[start RAW DATA]

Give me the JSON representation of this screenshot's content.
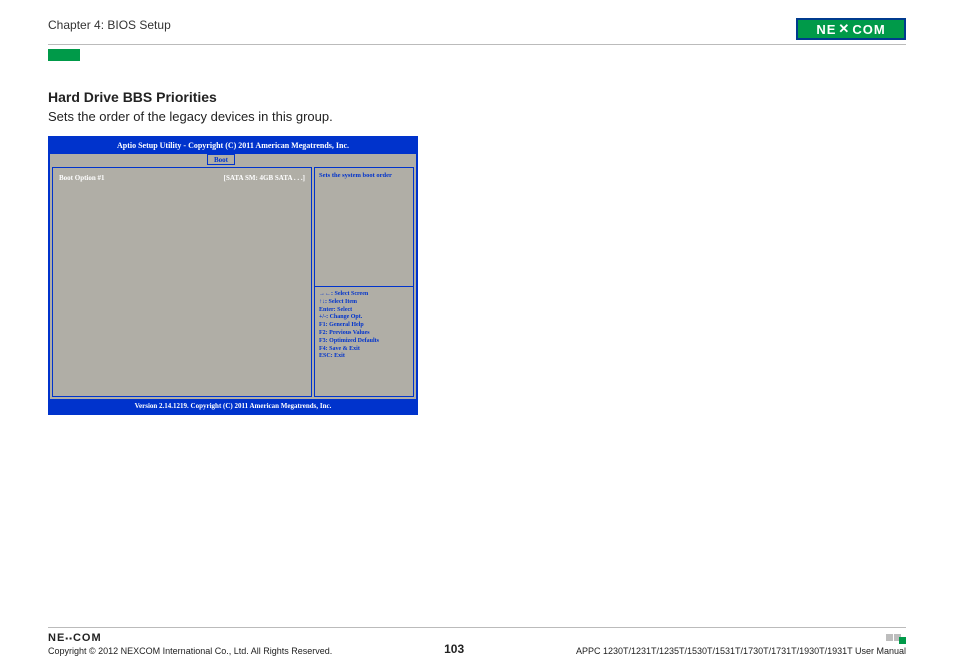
{
  "header": {
    "chapter": "Chapter 4: BIOS Setup",
    "logo_text": "NE COM"
  },
  "section": {
    "title": "Hard Drive BBS Priorities",
    "desc": "Sets the order of the legacy devices in this group."
  },
  "bios": {
    "header": "Aptio Setup Utility - Copyright (C) 2011 American Megatrends, Inc.",
    "tab": "Boot",
    "left": {
      "label": "Boot Option #1",
      "value": "[SATA SM: 4GB SATA . . .]"
    },
    "right_top": "Sets the system boot order",
    "help": {
      "l1": "→←: Select Screen",
      "l2": "↑↓: Select Item",
      "l3": "Enter: Select",
      "l4": "+/-: Change Opt.",
      "l5": "F1: General Help",
      "l6": "F2: Previous Values",
      "l7": "F3: Optimized Defaults",
      "l8": "F4: Save & Exit",
      "l9": "ESC: Exit"
    },
    "footer": "Version 2.14.1219. Copyright (C) 2011 American Megatrends, Inc."
  },
  "footer": {
    "logo": "NE  COM",
    "copyright": "Copyright © 2012 NEXCOM International Co., Ltd. All Rights Reserved.",
    "page": "103",
    "manual": "APPC 1230T/1231T/1235T/1530T/1531T/1730T/1731T/1930T/1931T User Manual"
  }
}
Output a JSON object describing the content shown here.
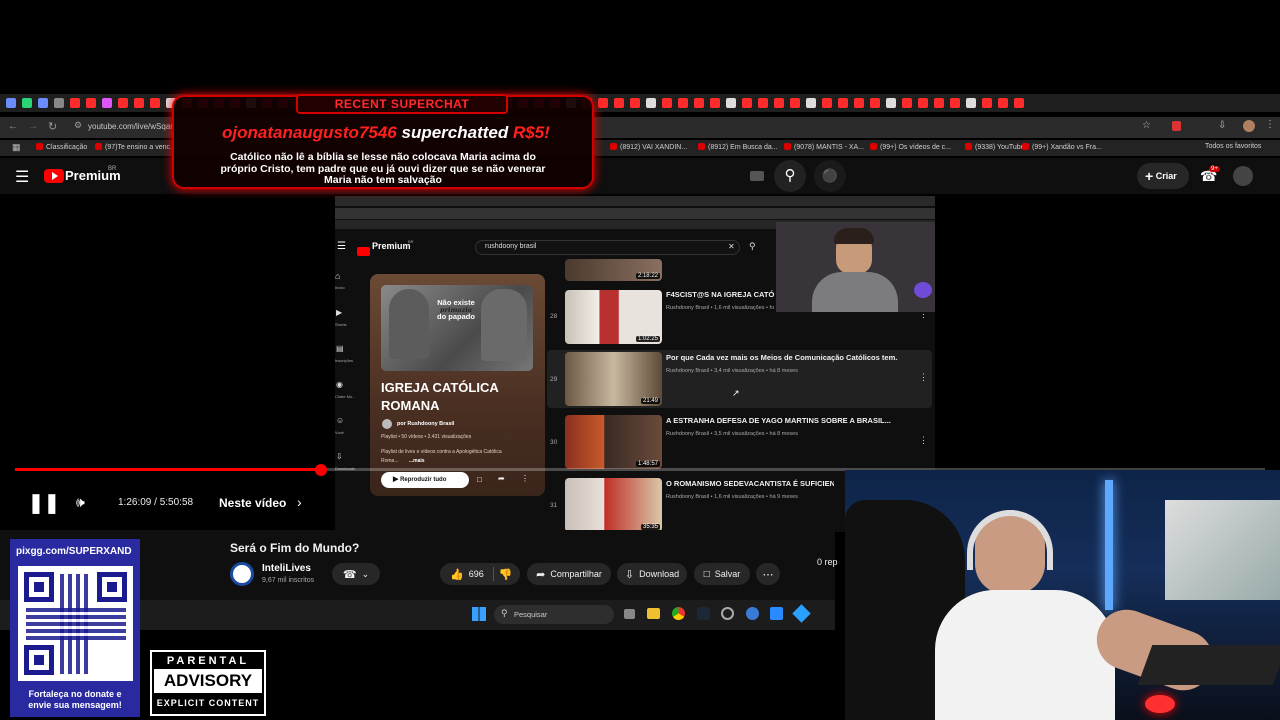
{
  "browser": {
    "url": "youtube.com/live/wSqan",
    "bookmarks": [
      "Classificação",
      "(97)Te ensino a venc...",
      "(8912) VAI XANDIN...",
      "(8912) Em Busca da...",
      "(9078) MANTIS - XA...",
      "(99+) Os vídeos de c...",
      "(9338) YouTube",
      "(99+) Xandão vs Fra..."
    ],
    "all_favorites": "Todos os favoritos"
  },
  "yt": {
    "brand": "Premium",
    "brand_sup": "BR",
    "create_label": "Criar",
    "notif_count": "9+"
  },
  "inner": {
    "search_query": "rushdoony brasil",
    "brand": "Premium",
    "brand_sup": "BR",
    "sidebar": [
      "Início",
      "Shorts",
      "Inscrições",
      "Você",
      "Downloads"
    ],
    "sidebar_partial": [
      "Clube Mu..."
    ],
    "playlist": {
      "badge_line1": "Não existe",
      "badge_line2": "primazia",
      "badge_line3": "do papado",
      "title_line1": "IGREJA CATÓLICA",
      "title_line2": "ROMANA",
      "author": "por Rushdoony Brasil",
      "meta": "Playlist • 50 vídeos • 2.431 visualizações",
      "desc_line1": "Playlist de lives e vídeos contra a Apologética Católica",
      "desc_line2": "Roma...",
      "more": "...mais",
      "play_all": "Reproduzir tudo"
    },
    "videos": [
      {
        "num": "",
        "title": "",
        "meta": "",
        "duration": "2:18:22"
      },
      {
        "num": "28",
        "title": "F4SCIST@S NA IGREJA CATÓL",
        "meta": "Rushdoony Brasil • 1,6 mil visualizações • há",
        "duration": "1:02:25"
      },
      {
        "num": "29",
        "title": "Por que Cada vez mais os Meios de Comunicação Católicos tem...",
        "meta": "Rushdoony Brasil • 3,4 mil visualizações • há 8 meses",
        "duration": "21:49"
      },
      {
        "num": "30",
        "title": "A ESTRANHA DEFESA DE YAGO MARTINS SOBRE A BRASIL...",
        "meta": "Rushdoony Brasil • 3,5 mil visualizações • há 8 meses",
        "duration": "1:48:57"
      },
      {
        "num": "31",
        "title": "O ROMANISMO SEDEVACANTISTA É SUFICIENT",
        "meta": "Rushdoony Brasil • 1,6 mil visualizações • há 9 meses",
        "duration": "35:35"
      }
    ]
  },
  "player": {
    "time": "1:26:09 / 5:50:58",
    "chapter": "Neste vídeo",
    "progress_fraction": 0.2447
  },
  "video": {
    "title": "Será o Fim do Mundo?",
    "channel": "InteliLives",
    "subs": "9,67 mil inscritos",
    "likes": "696",
    "share": "Compartilhar",
    "download": "Download",
    "save": "Salvar",
    "replies_partial": "0 rep"
  },
  "taskbar": {
    "search": "Pesquisar"
  },
  "superchat": {
    "header": "RECENT SUPERCHAT",
    "user": "ojonatanaugusto7546",
    "action": "superchatted",
    "amount": "R$5!",
    "message_line1": "Católico não lê a bíblia se lesse não colocava Maria acima do",
    "message_line2": "próprio Cristo, tem padre que eu já ouvi dizer que se não venerar",
    "message_line3": "Maria não tem salvação"
  },
  "donation": {
    "link": "pixgg.com/SUPERXAND",
    "cta_line1": "Fortaleça no donate e",
    "cta_line2": "envie sua mensagem!"
  },
  "advisory": {
    "line1": "PARENTAL",
    "line2": "ADVISORY",
    "line3": "EXPLICIT CONTENT"
  },
  "colors": {
    "yt_red": "#ff0000",
    "superchat_red": "#d40000",
    "qr_blue": "#2a2aa0"
  }
}
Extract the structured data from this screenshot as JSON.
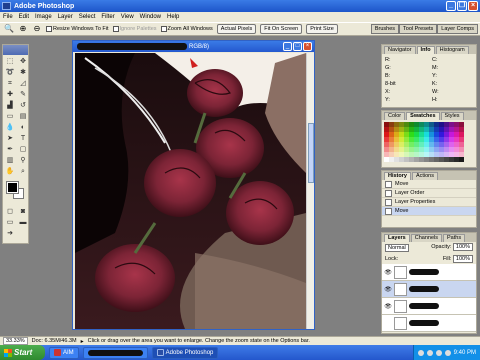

[end RAW DATA]

§ **PROBLEM DESCRIPTION**
Pictures are not part of the copy; reproduce everything else in the records exactly.

§ **THE REPLY**
Give me the JSON representation of this screenshot's content.
{
  "header": {
    "chapter": "Chapter 4: BIOS Setup",
    "logo_text": "NE COM"
  },
  "section": {
    "title": "Hard Drive BBS Priorities",
    "desc": "Sets the order of the legacy devices in this group."
  },
  "bios": {
    "header": "Aptio Setup Utility - Copyright (C) 2011 American Megatrends, Inc.",
    "tab": "Boot",
    "left": {
      "label": "Boot Option #1",
      "value": "[SATA SM: 4GB SATA . . .]"
    },
    "right_top": "Sets the system boot order",
    "help": {
      "l1": "→←: Select Screen",
      "l2": "↑↓: Select Item",
      "l3": "Enter: Select",
      "l4": "+/-: Change Opt.",
      "l5": "F1: General Help",
      "l6": "F2: Previous Values",
      "l7": "F3: Optimized Defaults",
      "l8": "F4: Save & Exit",
      "l9": "ESC: Exit"
    },
    "footer": "Version 2.14.1219. Copyright (C) 2011 American Megatrends, Inc."
  },
  "footer": {
    "logo": "NE  COM",
    "copyright": "Copyright © 2012 NEXCOM International Co., Ltd. All Rights Reserved.",
    "page": "103",
    "manual": "APPC 1230T/1231T/1235T/1530T/1531T/1730T/1731T/1930T/1931T User Manual"
  }
}
Output a JSON object describing the content shown here.
{
  "browser": {
    "url": "youtube.com/live/wSqan",
    "bookmarks": [
      "Classificação",
      "(97)Te ensino a venc...",
      "(8912) VAI XANDIN...",
      "(8912) Em Busca da...",
      "(9078) MANTIS - XA...",
      "(99+) Os vídeos de c...",
      "(9338) YouTube",
      "(99+) Xandão vs Fra..."
    ],
    "all_favorites": "Todos os favoritos"
  },
  "yt": {
    "brand": "Premium",
    "brand_sup": "BR",
    "create_label": "Criar",
    "notif_count": "9+"
  },
  "inner": {
    "search_query": "rushdoony brasil",
    "brand": "Premium",
    "brand_sup": "BR",
    "sidebar": [
      "Início",
      "Shorts",
      "Inscrições",
      "Você",
      "Downloads"
    ],
    "sidebar_partial": [
      "Clube Mu..."
    ],
    "playlist": {
      "badge_line1": "Não existe",
      "badge_line2": "primazia",
      "badge_line3": "do papado",
      "title_line1": "IGREJA CATÓLICA",
      "title_line2": "ROMANA",
      "author": "por Rushdoony Brasil",
      "meta": "Playlist • 50 vídeos • 2.431 visualizações",
      "desc_line1": "Playlist de lives e vídeos contra a Apologética Católica",
      "desc_line2": "Roma...",
      "more": "...mais",
      "play_all": "Reproduzir tudo"
    },
    "videos": [
      {
        "num": "",
        "title": "",
        "meta": "",
        "duration": "2:18:22"
      },
      {
        "num": "28",
        "title": "F4SCIST@S NA IGREJA CATÓL",
        "meta": "Rushdoony Brasil • 1,6 mil visualizações • há",
        "duration": "1:02:25"
      },
      {
        "num": "29",
        "title": "Por que Cada vez mais os Meios de Comunicação Católicos tem...",
        "meta": "Rushdoony Brasil • 3,4 mil visualizações • há 8 meses",
        "duration": "21:49"
      },
      {
        "num": "30",
        "title": "A ESTRANHA DEFESA DE YAGO MARTINS SOBRE A BRASIL...",
        "meta": "Rushdoony Brasil • 3,5 mil visualizações • há 8 meses",
        "duration": "1:48:57"
      },
      {
        "num": "31",
        "title": "O ROMANISMO SEDEVACANTISTA É SUFICIENT",
        "meta": "Rushdoony Brasil • 1,6 mil visualizações • há 9 meses",
        "duration": "35:35"
      }
    ]
  },
  "player": {
    "time": "1:26:09 / 5:50:58",
    "chapter": "Neste vídeo",
    "progress_fraction": 0.2447
  },
  "video": {
    "title": "Será o Fim do Mundo?",
    "channel": "InteliLives",
    "subs": "9,67 mil inscritos",
    "likes": "696",
    "share": "Compartilhar",
    "download": "Download",
    "save": "Salvar",
    "replies_partial": "0 rep"
  },
  "taskbar": {
    "search": "Pesquisar"
  },
  "superchat": {
    "header": "RECENT SUPERCHAT",
    "user": "ojonatanaugusto7546",
    "action": "superchatted",
    "amount": "R$5!",
    "message_line1": "Católico não lê a bíblia se lesse não colocava Maria acima do",
    "message_line2": "próprio Cristo, tem padre que eu já ouvi dizer que se não venerar",
    "message_line3": "Maria não tem salvação"
  },
  "donation": {
    "link": "pixgg.com/SUPERXAND",
    "cta_line1": "Fortaleça no donate e",
    "cta_line2": "envie sua mensagem!"
  },
  "advisory": {
    "line1": "PARENTAL",
    "line2": "ADVISORY",
    "line3": "EXPLICIT CONTENT"
  },
  "colors": {
    "yt_red": "#ff0000",
    "superchat_red": "#d40000",
    "qr_blue": "#2a2aa0"
  }
}
Extract the structured data from this screenshot as JSON.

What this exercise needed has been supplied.